*Set exercise*. Reproduce the data exactly and drop any pictures it holds.

*Records about charts and figures*.
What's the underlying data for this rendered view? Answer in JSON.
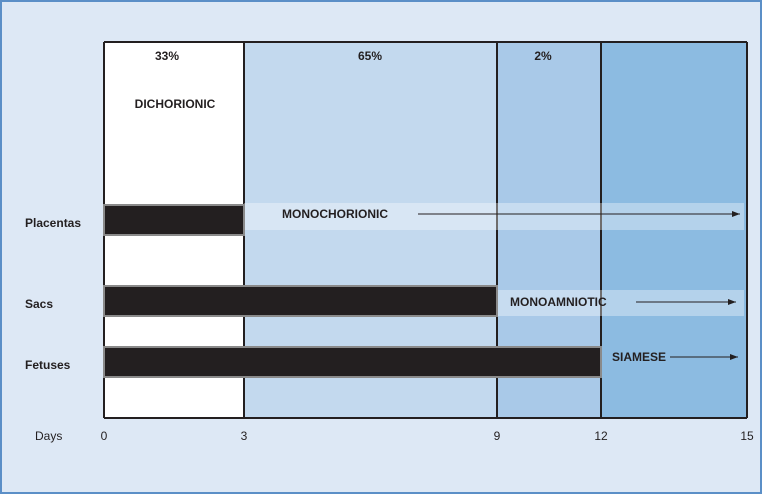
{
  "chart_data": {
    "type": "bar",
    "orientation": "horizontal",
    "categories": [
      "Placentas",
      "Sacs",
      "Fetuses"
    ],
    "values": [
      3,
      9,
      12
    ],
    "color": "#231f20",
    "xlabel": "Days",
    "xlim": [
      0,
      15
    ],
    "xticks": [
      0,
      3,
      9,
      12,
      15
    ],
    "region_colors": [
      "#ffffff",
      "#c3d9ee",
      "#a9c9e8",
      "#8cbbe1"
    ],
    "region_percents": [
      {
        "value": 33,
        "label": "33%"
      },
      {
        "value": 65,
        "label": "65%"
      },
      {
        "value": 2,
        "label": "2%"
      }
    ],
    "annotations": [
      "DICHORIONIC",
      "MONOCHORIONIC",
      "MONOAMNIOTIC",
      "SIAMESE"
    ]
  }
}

*Correct result*.
What's the underlying data for this rendered view? Answer in JSON.
{
  "chart_data": {
    "type": "bar",
    "orientation": "horizontal",
    "categories": [
      "Placentas",
      "Sacs",
      "Fetuses"
    ],
    "values": [
      3,
      9,
      12
    ],
    "color": "#231f20",
    "xlabel": "Days",
    "xlim": [
      0,
      15
    ],
    "xticks": [
      0,
      3,
      9,
      12,
      15
    ],
    "region_colors": [
      "#ffffff",
      "#c3d9ee",
      "#a9c9e8",
      "#8cbbe1"
    ],
    "region_percents": [
      {
        "value": 33,
        "label": "33%"
      },
      {
        "value": 65,
        "label": "65%"
      },
      {
        "value": 2,
        "label": "2%"
      }
    ],
    "annotations": [
      "DICHORIONIC",
      "MONOCHORIONIC",
      "MONOAMNIOTIC",
      "SIAMESE"
    ]
  }
}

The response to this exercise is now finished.